[Spatial annotation items]
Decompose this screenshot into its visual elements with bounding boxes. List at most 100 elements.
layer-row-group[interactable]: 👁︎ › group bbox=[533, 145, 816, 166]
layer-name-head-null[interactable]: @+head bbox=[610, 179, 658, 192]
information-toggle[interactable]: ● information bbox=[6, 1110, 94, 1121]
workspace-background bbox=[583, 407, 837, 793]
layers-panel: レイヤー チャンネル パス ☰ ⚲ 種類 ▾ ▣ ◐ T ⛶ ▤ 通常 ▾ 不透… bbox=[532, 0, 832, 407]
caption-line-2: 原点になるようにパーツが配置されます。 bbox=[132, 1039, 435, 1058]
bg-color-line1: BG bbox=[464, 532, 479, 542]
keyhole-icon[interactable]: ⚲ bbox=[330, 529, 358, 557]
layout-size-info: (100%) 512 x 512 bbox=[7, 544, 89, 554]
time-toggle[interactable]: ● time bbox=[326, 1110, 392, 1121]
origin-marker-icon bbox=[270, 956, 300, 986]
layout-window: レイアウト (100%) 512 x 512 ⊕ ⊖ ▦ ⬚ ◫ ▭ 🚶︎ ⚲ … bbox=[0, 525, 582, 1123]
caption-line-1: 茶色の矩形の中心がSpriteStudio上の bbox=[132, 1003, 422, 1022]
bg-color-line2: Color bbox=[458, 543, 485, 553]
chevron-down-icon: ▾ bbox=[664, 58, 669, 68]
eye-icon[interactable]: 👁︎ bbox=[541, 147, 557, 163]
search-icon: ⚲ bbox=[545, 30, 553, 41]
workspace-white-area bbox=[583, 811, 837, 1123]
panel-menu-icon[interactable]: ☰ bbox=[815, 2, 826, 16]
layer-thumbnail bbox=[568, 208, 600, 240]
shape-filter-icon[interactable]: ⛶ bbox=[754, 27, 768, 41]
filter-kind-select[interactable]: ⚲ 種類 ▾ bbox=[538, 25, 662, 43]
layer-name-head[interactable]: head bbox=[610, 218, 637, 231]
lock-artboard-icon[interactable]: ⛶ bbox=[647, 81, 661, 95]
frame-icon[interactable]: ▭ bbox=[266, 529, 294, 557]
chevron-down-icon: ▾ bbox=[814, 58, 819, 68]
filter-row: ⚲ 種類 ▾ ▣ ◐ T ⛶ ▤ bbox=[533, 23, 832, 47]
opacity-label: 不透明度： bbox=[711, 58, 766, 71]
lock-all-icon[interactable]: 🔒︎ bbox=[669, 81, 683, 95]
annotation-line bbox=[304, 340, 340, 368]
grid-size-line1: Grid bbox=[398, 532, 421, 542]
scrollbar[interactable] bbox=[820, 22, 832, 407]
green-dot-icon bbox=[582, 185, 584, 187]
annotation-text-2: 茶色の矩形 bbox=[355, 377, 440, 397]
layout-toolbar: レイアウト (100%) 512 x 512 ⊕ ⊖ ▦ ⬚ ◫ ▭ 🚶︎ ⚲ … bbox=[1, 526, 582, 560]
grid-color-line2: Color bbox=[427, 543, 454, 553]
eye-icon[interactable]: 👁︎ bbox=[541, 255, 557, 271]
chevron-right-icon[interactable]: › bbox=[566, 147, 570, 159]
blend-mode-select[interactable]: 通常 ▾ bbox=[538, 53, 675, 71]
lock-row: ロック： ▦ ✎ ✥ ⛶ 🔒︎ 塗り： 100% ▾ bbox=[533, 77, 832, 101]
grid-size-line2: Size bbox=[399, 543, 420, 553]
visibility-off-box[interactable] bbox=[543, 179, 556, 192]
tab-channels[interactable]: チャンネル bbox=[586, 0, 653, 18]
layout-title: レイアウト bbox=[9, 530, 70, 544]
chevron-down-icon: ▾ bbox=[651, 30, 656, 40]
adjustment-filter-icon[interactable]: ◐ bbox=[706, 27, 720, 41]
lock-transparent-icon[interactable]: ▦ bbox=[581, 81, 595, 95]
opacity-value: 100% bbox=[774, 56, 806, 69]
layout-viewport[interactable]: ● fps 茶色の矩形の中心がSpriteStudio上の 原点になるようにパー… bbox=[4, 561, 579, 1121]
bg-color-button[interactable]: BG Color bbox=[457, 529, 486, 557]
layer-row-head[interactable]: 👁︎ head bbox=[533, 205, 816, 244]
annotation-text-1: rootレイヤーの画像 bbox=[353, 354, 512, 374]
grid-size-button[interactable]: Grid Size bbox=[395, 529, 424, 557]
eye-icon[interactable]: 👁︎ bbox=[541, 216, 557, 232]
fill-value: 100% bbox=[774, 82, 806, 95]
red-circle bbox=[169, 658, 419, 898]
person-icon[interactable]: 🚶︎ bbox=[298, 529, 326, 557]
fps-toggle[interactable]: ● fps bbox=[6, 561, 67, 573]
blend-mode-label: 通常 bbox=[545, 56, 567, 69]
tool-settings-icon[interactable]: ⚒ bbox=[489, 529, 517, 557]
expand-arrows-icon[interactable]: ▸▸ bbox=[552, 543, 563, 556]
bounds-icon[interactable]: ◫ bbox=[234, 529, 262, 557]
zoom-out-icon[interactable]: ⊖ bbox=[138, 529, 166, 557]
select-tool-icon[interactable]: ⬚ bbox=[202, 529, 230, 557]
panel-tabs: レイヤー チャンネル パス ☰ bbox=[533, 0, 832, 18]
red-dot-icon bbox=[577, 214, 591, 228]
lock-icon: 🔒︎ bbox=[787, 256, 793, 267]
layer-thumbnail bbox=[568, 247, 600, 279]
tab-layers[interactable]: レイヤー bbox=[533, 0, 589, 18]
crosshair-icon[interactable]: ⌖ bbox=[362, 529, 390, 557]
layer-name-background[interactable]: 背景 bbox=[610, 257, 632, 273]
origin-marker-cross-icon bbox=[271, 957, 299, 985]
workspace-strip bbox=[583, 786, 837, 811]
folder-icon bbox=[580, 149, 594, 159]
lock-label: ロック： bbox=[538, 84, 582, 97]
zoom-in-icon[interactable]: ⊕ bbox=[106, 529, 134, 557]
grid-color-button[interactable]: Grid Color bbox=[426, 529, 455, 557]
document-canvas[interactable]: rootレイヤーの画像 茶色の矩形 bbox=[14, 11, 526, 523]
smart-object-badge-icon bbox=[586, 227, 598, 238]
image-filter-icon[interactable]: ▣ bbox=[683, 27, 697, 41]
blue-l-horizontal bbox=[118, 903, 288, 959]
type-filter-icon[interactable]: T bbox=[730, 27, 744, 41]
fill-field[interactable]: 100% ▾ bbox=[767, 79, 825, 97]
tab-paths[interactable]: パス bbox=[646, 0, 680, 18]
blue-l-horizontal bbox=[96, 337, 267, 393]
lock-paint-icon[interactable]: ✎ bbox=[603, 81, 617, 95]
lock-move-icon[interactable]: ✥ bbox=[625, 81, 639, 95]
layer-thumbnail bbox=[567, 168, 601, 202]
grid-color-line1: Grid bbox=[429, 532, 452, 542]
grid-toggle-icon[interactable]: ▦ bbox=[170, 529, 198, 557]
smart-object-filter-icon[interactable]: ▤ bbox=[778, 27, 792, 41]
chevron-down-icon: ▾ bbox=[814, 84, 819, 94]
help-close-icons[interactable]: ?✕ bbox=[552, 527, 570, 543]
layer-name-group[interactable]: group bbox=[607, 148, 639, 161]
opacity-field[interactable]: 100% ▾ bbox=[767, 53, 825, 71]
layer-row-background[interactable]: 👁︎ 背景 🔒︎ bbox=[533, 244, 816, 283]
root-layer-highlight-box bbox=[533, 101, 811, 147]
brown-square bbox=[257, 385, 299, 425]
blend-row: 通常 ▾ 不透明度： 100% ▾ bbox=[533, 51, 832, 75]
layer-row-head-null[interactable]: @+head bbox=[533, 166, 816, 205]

# THE EXERCISE:
Recast the stretch from the start of the items through the line containing "179, 658, 192]" as a Markdown table with the columns Row and Item line, numbering each line and leaving out blank lines.

# TASK RESULT:
| Row | Item line |
|---|---|
| 1 | Decompose this screenshot into its visual elements with bounding boxes. List at most 100 elements. |
| 2 | layer-row-group[interactable]: 👁︎ › group bbox=[533, 145, 816, 166] |
| 3 | layer-name-head-null[interactable]: @+head bbox=[610, 179, 658, 192] |